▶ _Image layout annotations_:
——
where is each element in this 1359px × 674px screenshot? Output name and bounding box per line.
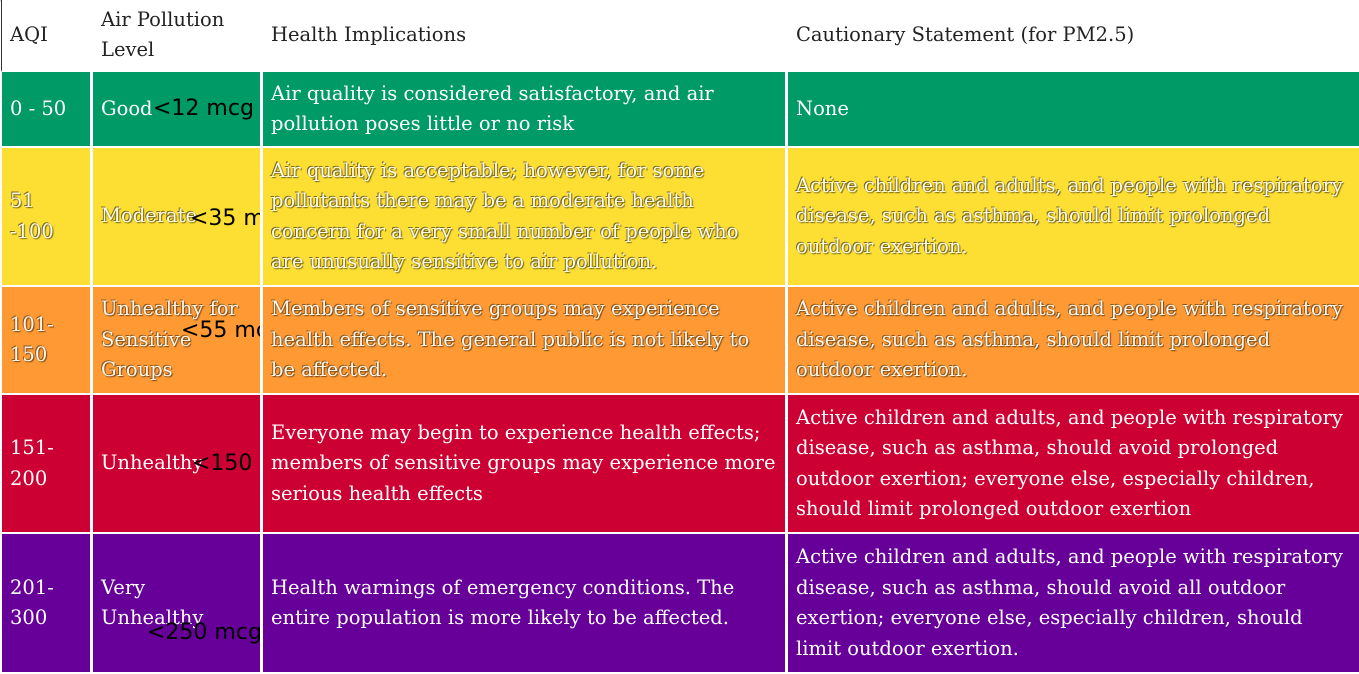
pollution-level-cell: Unhealthy for Sensitive Groups <55 mcg xyxy=(93,287,263,395)
pm25-threshold-note: <55 mcg xyxy=(181,318,260,343)
pollution-level-cell: Unhealthy <150 mcg xyxy=(93,395,263,534)
cautionary-statement-cell: Active children and adults, and people w… xyxy=(788,395,1359,534)
header-cautionary-statement: Cautionary Statement (for PM2.5) xyxy=(788,0,1359,72)
health-implications-cell: Air quality is acceptable; however, for … xyxy=(263,148,788,287)
cautionary-statement-cell: Active children and adults, and people w… xyxy=(788,287,1359,395)
health-implications-cell: Health warnings of emergency conditions.… xyxy=(263,534,788,674)
header-pollution-level: Air Pollution Level xyxy=(93,0,263,72)
cautionary-statement-cell: Active children and adults, and people w… xyxy=(788,148,1359,287)
pollution-level-label: Moderate xyxy=(101,204,198,228)
cautionary-statement-cell: Active children and adults, and people w… xyxy=(788,534,1359,674)
header-health-implications: Health Implications xyxy=(263,0,788,72)
pollution-level-label: Good xyxy=(101,96,153,120)
pollution-level-cell: Very Unhealthy <250 mcg xyxy=(93,534,263,674)
pollution-level-label: Unhealthy for Sensitive Groups xyxy=(101,297,238,382)
pm25-threshold-note: <150 mcg xyxy=(192,451,260,476)
aqi-range-cell: 201-300 xyxy=(2,534,93,674)
aqi-range-cell: 151-200 xyxy=(2,395,93,534)
pollution-level-label: Unhealthy xyxy=(101,451,204,475)
pm25-threshold-note: <12 mcg xyxy=(153,96,254,121)
cautionary-statement-cell: None xyxy=(788,72,1359,148)
header-aqi: AQI xyxy=(1,0,93,72)
pollution-level-cell: Moderate <35 mcg xyxy=(93,148,263,287)
aqi-range-cell: 101-150 xyxy=(2,287,93,395)
pollution-level-cell: Good <12 mcg xyxy=(93,72,263,148)
pm25-threshold-note: <35 mcg xyxy=(190,206,263,231)
health-implications-cell: Everyone may begin to experience health … xyxy=(263,395,788,534)
pm25-threshold-note: <250 mcg xyxy=(147,620,262,645)
health-implications-cell: Members of sensitive groups may experien… xyxy=(263,287,788,395)
aqi-range-cell: 0 - 50 xyxy=(2,72,93,148)
pollution-level-label: Very Unhealthy xyxy=(101,575,204,630)
health-implications-cell: Air quality is considered satisfactory, … xyxy=(263,72,788,148)
aqi-range-cell: 51 -100 xyxy=(2,148,93,287)
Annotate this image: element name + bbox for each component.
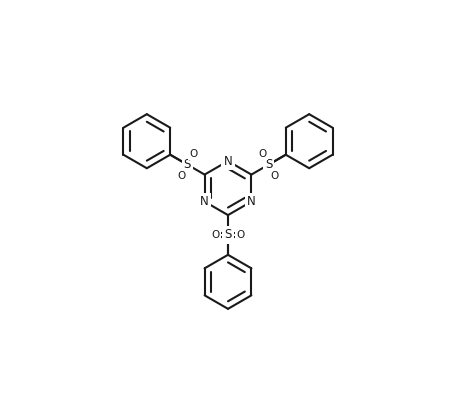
Text: S: S <box>264 158 272 171</box>
Text: O: O <box>258 149 266 159</box>
Text: N: N <box>200 195 208 208</box>
Text: O: O <box>177 171 185 181</box>
Text: O: O <box>270 171 278 181</box>
Text: S: S <box>183 158 191 171</box>
Text: O: O <box>236 230 244 240</box>
Text: O: O <box>189 149 197 159</box>
Text: S: S <box>224 228 231 242</box>
Text: N: N <box>223 154 232 168</box>
Text: N: N <box>247 195 255 208</box>
Text: O: O <box>211 230 219 240</box>
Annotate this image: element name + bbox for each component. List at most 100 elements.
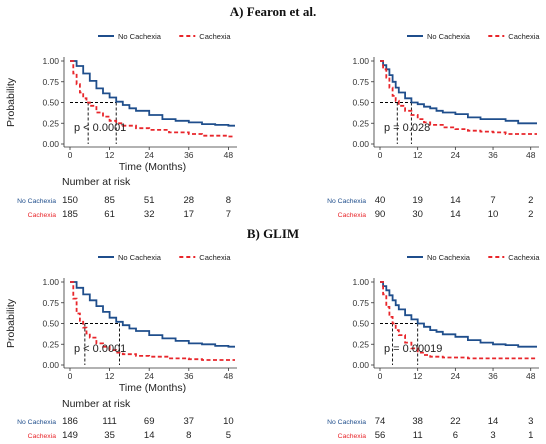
km-panel: No Cachexia Cachexia 0.00 0.25 0.50 0.75 1.00 0…: [327, 32, 540, 220]
series-no-cachexia: [380, 281, 537, 348]
legend-label: No Cachexia: [118, 253, 162, 262]
p-value: p < 0.0001: [74, 122, 126, 134]
legend-label: No Cachexia: [427, 32, 471, 41]
risk-table-title: Number at risk: [62, 176, 131, 188]
x-axis-label: Time (Months): [119, 161, 186, 173]
y-tick-label: 0.50: [42, 98, 59, 108]
y-tick-label: 0.50: [352, 98, 369, 108]
risk-count: 51: [144, 195, 155, 206]
p-value: p = 0.00019: [384, 343, 442, 355]
x-tick-label: 12: [105, 150, 115, 160]
legend: No Cachexia Cachexia: [407, 32, 540, 41]
y-axis-label: Probability: [5, 298, 17, 348]
risk-row-label: No Cachexia: [327, 198, 366, 205]
risk-count: 7: [226, 209, 231, 220]
series-cachexia: [380, 281, 537, 360]
risk-count: 14: [488, 416, 499, 427]
y-tick-label: 1.00: [42, 277, 59, 287]
legend-label: Cachexia: [199, 253, 231, 262]
y-tick-label: 0.25: [42, 118, 59, 128]
x-tick-label: 24: [451, 150, 461, 160]
legend: No Cachexia Cachexia: [98, 253, 231, 262]
x-tick-label: 48: [224, 150, 234, 160]
risk-row-label: No Cachexia: [17, 419, 56, 426]
risk-count: 14: [450, 195, 461, 206]
risk-count: 19: [412, 195, 423, 206]
y-axis-label: Probability: [5, 77, 17, 127]
series-cachexia: [380, 60, 537, 135]
section-name: GLIM: [263, 226, 299, 241]
risk-count: 30: [412, 209, 423, 220]
section-label: A): [230, 4, 247, 19]
risk-count: 185: [62, 209, 78, 220]
x-tick-label: 12: [105, 371, 115, 381]
series-cachexia: [70, 281, 235, 361]
series-cachexia: [70, 60, 235, 138]
x-tick-label: 36: [184, 150, 194, 160]
y-tick-label: 1.00: [352, 56, 369, 66]
risk-count: 90: [375, 209, 386, 220]
legend-label: Cachexia: [199, 32, 231, 41]
risk-count: 2: [528, 209, 533, 220]
y-tick-label: 0.50: [352, 319, 369, 329]
risk-count: 32: [144, 209, 155, 220]
x-tick-label: 24: [144, 371, 154, 381]
risk-count: 40: [375, 195, 386, 206]
p-value: p = 0.028: [384, 122, 430, 134]
x-tick-label: 48: [224, 371, 234, 381]
x-tick-label: 36: [488, 150, 498, 160]
risk-count: 56: [375, 430, 386, 441]
risk-count: 150: [62, 195, 78, 206]
legend: No Cachexia Cachexia: [407, 253, 540, 262]
risk-count: 3: [490, 430, 495, 441]
risk-count: 11: [413, 430, 423, 441]
risk-count: 22: [450, 416, 461, 427]
risk-count: 69: [144, 416, 155, 427]
risk-row-label: Cachexia: [28, 212, 57, 219]
risk-count: 7: [490, 195, 495, 206]
y-tick-label: 1.00: [352, 277, 369, 287]
legend-label: No Cachexia: [118, 32, 162, 41]
legend: No Cachexia Cachexia: [98, 32, 231, 41]
x-tick-label: 36: [184, 371, 194, 381]
y-tick-label: 0.50: [42, 319, 59, 329]
risk-count: 85: [104, 195, 115, 206]
y-tick-label: 0.00: [352, 360, 369, 370]
risk-count: 8: [186, 430, 191, 441]
km-panel: No Cachexia Cachexia 0.00 0.25 0.50 0.75 1.00 0…: [5, 253, 237, 441]
y-tick-label: 1.00: [42, 56, 59, 66]
risk-count: 28: [184, 195, 195, 206]
risk-count: 14: [144, 430, 155, 441]
risk-count: 6: [453, 430, 458, 441]
risk-count: 1: [528, 430, 533, 441]
risk-row-label: Cachexia: [338, 212, 367, 219]
y-tick-label: 0.25: [352, 339, 369, 349]
y-tick-label: 0.00: [42, 360, 59, 370]
series-no-cachexia: [70, 281, 235, 348]
risk-row-label: Cachexia: [28, 433, 57, 440]
km-panel: No Cachexia Cachexia 0.00 0.25 0.50 0.75 1.00 0…: [5, 32, 237, 220]
risk-table-title: Number at risk: [62, 398, 131, 410]
x-tick-label: 0: [378, 150, 383, 160]
legend-label: Cachexia: [508, 32, 540, 41]
series-no-cachexia: [70, 60, 235, 127]
legend-label: No Cachexia: [427, 253, 471, 262]
x-tick-label: 0: [378, 371, 383, 381]
section-title: B) GLIM: [247, 226, 299, 241]
y-tick-label: 0.75: [42, 77, 59, 87]
risk-count: 3: [528, 416, 533, 427]
x-tick-label: 48: [526, 150, 536, 160]
series-no-cachexia: [380, 60, 537, 125]
risk-count: 8: [226, 195, 231, 206]
risk-count: 186: [62, 416, 78, 427]
risk-count: 149: [62, 430, 78, 441]
risk-count: 10: [223, 416, 234, 427]
risk-count: 2: [528, 195, 533, 206]
x-tick-label: 36: [488, 371, 498, 381]
risk-count: 5: [226, 430, 231, 441]
risk-row-label: Cachexia: [338, 433, 367, 440]
y-tick-label: 0.75: [352, 298, 369, 308]
y-tick-label: 0.75: [352, 77, 369, 87]
y-tick-label: 0.25: [352, 118, 369, 128]
x-tick-label: 12: [413, 150, 423, 160]
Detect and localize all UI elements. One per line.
——
▶ _What to produce_: Copy the data lines verbatim, beginning at the line that contains "Text: S: S <box>264 158 272 171</box>" and stopping after the line that contains "Text: O: O <box>189 149 197 159</box>".

▶ _Task response_:
Text: S: S <box>264 158 272 171</box>
Text: O: O <box>258 149 266 159</box>
Text: N: N <box>200 195 208 208</box>
Text: O: O <box>177 171 185 181</box>
Text: O: O <box>270 171 278 181</box>
Text: S: S <box>183 158 191 171</box>
Text: O: O <box>236 230 244 240</box>
Text: O: O <box>189 149 197 159</box>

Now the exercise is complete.